## WHAT IS EXPECTED:
Without changing a character, return the entries, but not the images they hold.

(Data excerpts)
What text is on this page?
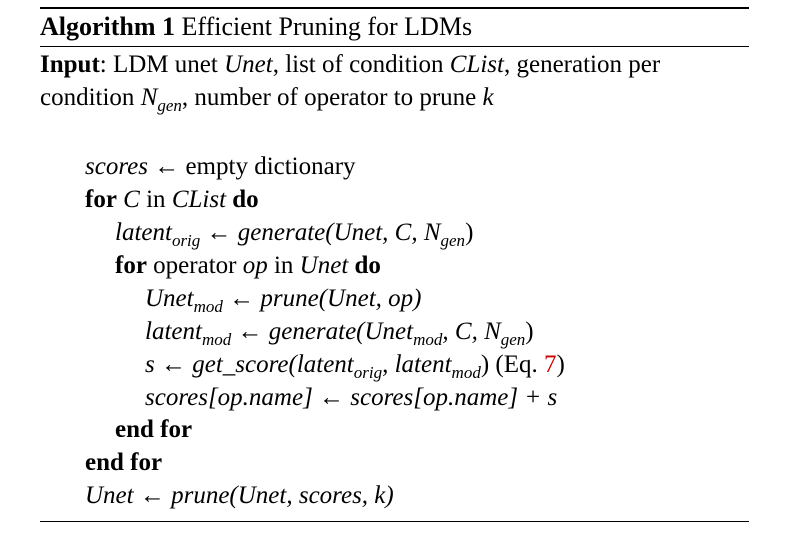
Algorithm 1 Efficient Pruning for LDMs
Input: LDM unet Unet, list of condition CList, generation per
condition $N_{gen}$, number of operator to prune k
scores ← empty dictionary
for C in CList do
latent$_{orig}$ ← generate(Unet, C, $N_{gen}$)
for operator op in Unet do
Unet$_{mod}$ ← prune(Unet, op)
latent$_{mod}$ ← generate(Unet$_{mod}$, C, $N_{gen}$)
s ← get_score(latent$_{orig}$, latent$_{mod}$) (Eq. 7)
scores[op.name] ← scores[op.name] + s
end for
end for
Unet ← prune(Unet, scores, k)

## WRITTEN REPLY:
What text is on this page?
Algorithm 1 Efficient Pruning for LDMs
Input: LDM unet Unet, list of condition CList, generation per
condition $N_{gen}$, number of operator to prune k
scores ← empty dictionary
for C in CList do
latent$_{orig}$ ← generate(Unet, C, $N_{gen}$)
for operator op in Unet do
Unet$_{mod}$ ← prune(Unet, op)
latent$_{mod}$ ← generate(Unet$_{mod}$, C, $N_{gen}$)
s ← get_score(latent$_{orig}$, latent$_{mod}$) (Eq. 7)
scores[op.name] ← scores[op.name] + s
end for
end for
Unet ← prune(Unet, scores, k)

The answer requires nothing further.